[Collected data entries]
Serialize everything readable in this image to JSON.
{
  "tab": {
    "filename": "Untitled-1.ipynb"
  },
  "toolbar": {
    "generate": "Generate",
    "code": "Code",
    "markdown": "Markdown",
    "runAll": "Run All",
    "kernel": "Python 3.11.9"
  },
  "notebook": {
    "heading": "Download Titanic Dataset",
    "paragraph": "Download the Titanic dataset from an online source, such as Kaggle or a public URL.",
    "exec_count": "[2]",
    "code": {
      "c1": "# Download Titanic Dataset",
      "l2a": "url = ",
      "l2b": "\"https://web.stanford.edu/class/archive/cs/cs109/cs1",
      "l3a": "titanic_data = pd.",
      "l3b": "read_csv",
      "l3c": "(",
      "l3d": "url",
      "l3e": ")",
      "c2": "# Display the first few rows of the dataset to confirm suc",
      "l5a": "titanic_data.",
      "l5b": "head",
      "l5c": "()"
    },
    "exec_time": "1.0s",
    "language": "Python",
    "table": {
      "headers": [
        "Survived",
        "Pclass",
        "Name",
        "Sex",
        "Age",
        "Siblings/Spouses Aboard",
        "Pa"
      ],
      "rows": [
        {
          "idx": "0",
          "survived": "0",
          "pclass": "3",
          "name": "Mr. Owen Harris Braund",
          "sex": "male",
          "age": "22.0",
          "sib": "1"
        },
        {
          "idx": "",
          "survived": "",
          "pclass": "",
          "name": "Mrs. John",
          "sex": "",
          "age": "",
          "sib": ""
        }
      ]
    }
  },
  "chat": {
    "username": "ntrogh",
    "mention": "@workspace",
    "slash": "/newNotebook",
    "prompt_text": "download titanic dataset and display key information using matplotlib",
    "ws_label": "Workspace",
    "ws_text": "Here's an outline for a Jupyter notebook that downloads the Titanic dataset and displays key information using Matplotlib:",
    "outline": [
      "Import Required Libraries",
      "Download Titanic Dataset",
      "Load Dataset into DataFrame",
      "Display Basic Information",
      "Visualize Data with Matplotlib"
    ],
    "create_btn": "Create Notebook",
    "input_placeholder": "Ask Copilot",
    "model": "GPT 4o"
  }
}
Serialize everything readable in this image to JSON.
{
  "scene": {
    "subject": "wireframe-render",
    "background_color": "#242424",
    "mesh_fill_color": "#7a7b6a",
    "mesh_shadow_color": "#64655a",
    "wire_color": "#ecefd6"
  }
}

• [TASK GOAL] Repeat every line of the material exactly as given.

• [WRITTEN ANSWER]
Serialize everything readable in this image to JSON.
{
  "tab": {
    "filename": "Untitled-1.ipynb"
  },
  "toolbar": {
    "generate": "Generate",
    "code": "Code",
    "markdown": "Markdown",
    "runAll": "Run All",
    "kernel": "Python 3.11.9"
  },
  "notebook": {
    "heading": "Download Titanic Dataset",
    "paragraph": "Download the Titanic dataset from an online source, such as Kaggle or a public URL.",
    "exec_count": "[2]",
    "code": {
      "c1": "# Download Titanic Dataset",
      "l2a": "url = ",
      "l2b": "\"https://web.stanford.edu/class/archive/cs/cs109/cs1",
      "l3a": "titanic_data = pd.",
      "l3b": "read_csv",
      "l3c": "(",
      "l3d": "url",
      "l3e": ")",
      "c2": "# Display the first few rows of the dataset to confirm suc",
      "l5a": "titanic_data.",
      "l5b": "head",
      "l5c": "()"
    },
    "exec_time": "1.0s",
    "language": "Python",
    "table": {
      "headers": [
        "Survived",
        "Pclass",
        "Name",
        "Sex",
        "Age",
        "Siblings/Spouses Aboard",
        "Pa"
      ],
      "rows": [
        {
          "idx": "0",
          "survived": "0",
          "pclass": "3",
          "name": "Mr. Owen Harris Braund",
          "sex": "male",
          "age": "22.0",
          "sib": "1"
        },
        {
          "idx": "",
          "survived": "",
          "pclass": "",
          "name": "Mrs. John",
          "sex": "",
          "age": "",
          "sib": ""
        }
      ]
    }
  },
  "chat": {
    "username": "ntrogh",
    "mention": "@workspace",
    "slash": "/newNotebook",
    "prompt_text": "download titanic dataset and display key information using matplotlib",
    "ws_label": "Workspace",
    "ws_text": "Here's an outline for a Jupyter notebook that downloads the Titanic dataset and displays key information using Matplotlib:",
    "outline": [
      "Import Required Libraries",
      "Download Titanic Dataset",
      "Load Dataset into DataFrame",
      "Display Basic Information",
      "Visualize Data with Matplotlib"
    ],
    "create_btn": "Create Notebook",
    "input_placeholder": "Ask Copilot",
    "model": "GPT 4o"
  }
}
Serialize everything readable in this image to JSON.
{
  "scene": {
    "subject": "wireframe-render",
    "background_color": "#242424",
    "mesh_fill_color": "#7a7b6a",
    "mesh_shadow_color": "#64655a",
    "wire_color": "#ecefd6"
  }
}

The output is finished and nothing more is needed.